• Task requirements
Out of the lines below, please list those that hold the string "چگونه".

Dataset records
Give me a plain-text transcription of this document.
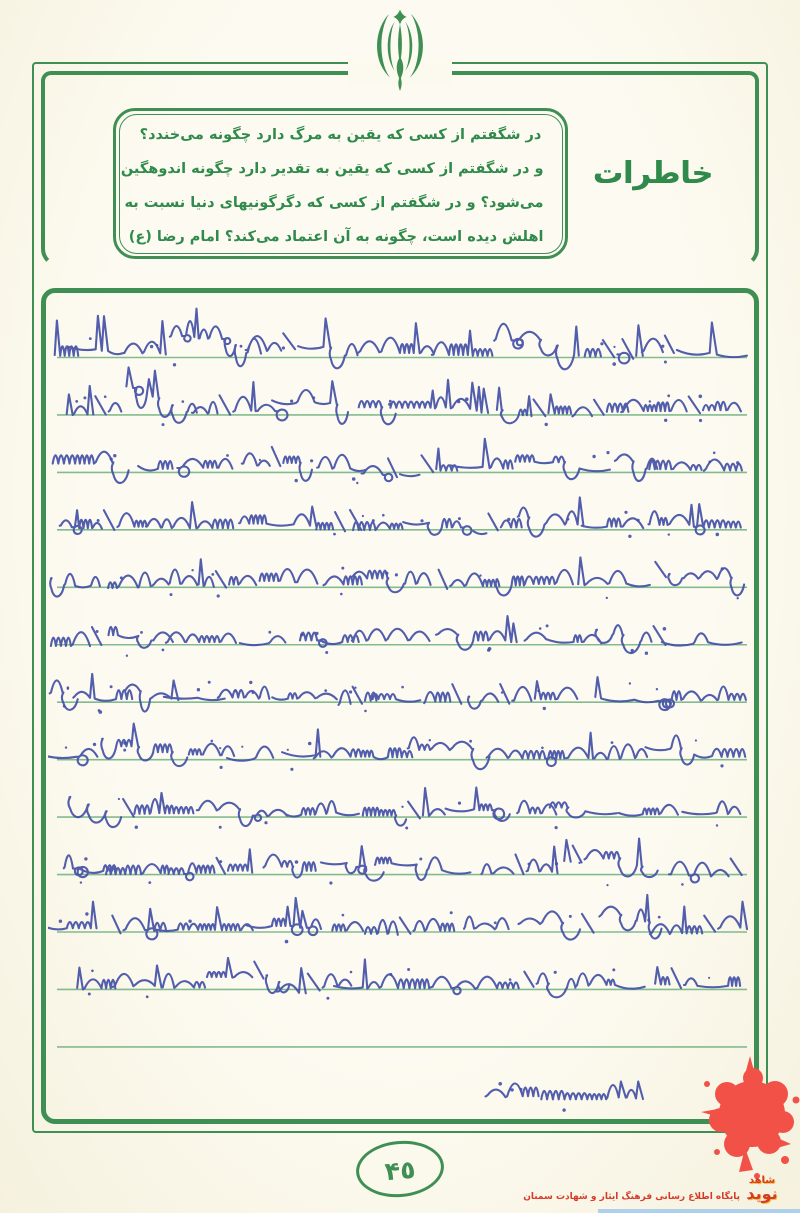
در شگفتم از کسی که یقین به مرگ دارد چگونه می‌خندد؟
و در شگفتم از کسی که یقین به تقدیر دارد چگونه اندوهگین
می‌شود؟ و در شگفتم از کسی که دگرگونیهای دنیا نسبت به
اهلش دیده است، چگونه به آن اعتماد می‌کند؟ امام رضا (ع)
خاطرات
۴٥	شاهد
نوید
پایگاه اطلاع رسانی فرهنگ ایثار و شهادت سمنان
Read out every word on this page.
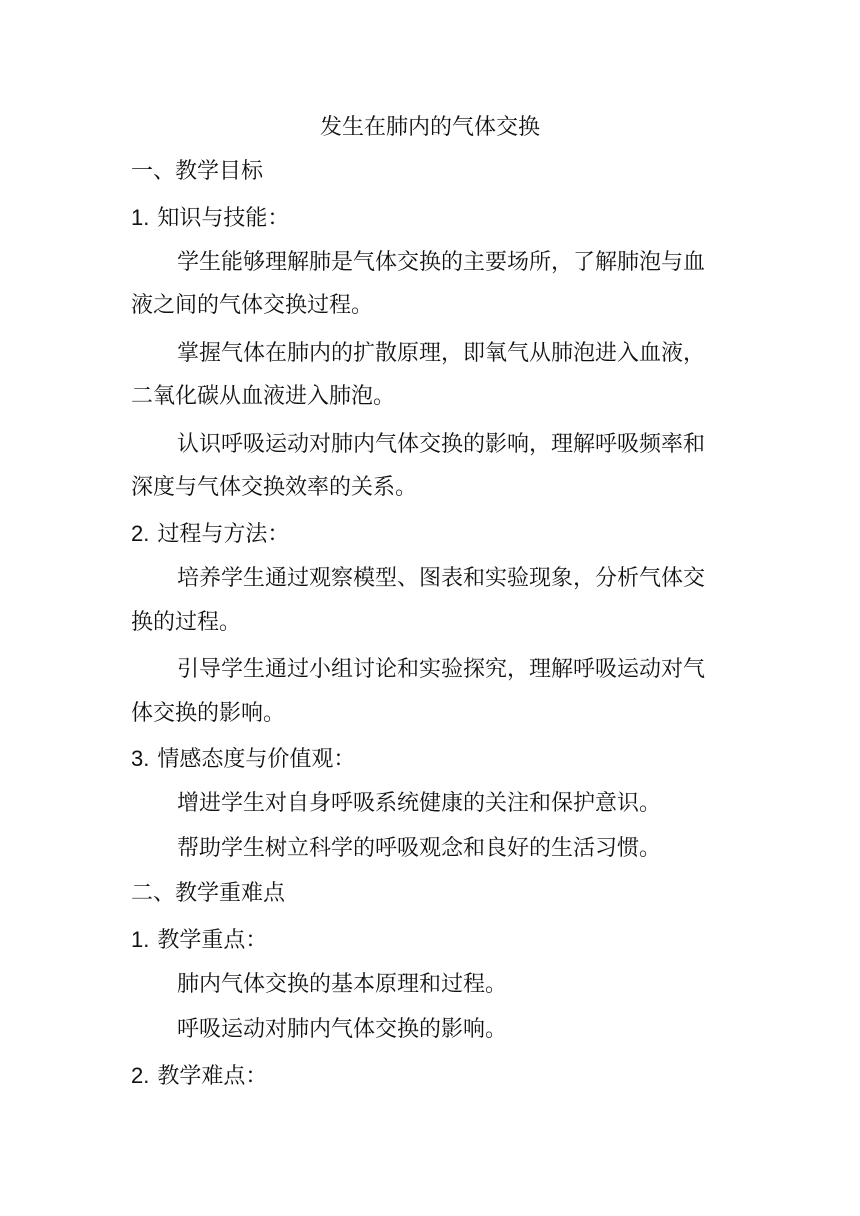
发生在肺内的气体交换
一、教学目标
1. 知识与技能：
学生能够理解肺是气体交换的主要场所，了解肺泡与血
液之间的气体交换过程。
掌握气体在肺内的扩散原理，即氧气从肺泡进入血液，
二氧化碳从血液进入肺泡。
认识呼吸运动对肺内气体交换的影响，理解呼吸频率和
深度与气体交换效率的关系。
2. 过程与方法：
培养学生通过观察模型、图表和实验现象，分析气体交
换的过程。
引导学生通过小组讨论和实验探究，理解呼吸运动对气
体交换的影响。
3. 情感态度与价值观：
增进学生对自身呼吸系统健康的关注和保护意识。
帮助学生树立科学的呼吸观念和良好的生活习惯。
二、教学重难点
1. 教学重点：
肺内气体交换的基本原理和过程。
呼吸运动对肺内气体交换的影响。
2. 教学难点：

• Output below
در شگفتم از کسی که یقین به مرگ دارد چگونه می‌خندد؟
و در شگفتم از کسی که یقین به تقدیر دارد چگونه اندوهگین
اهلش دیده است، چگونه به آن اعتماد می‌کند؟ امام رضا (ع)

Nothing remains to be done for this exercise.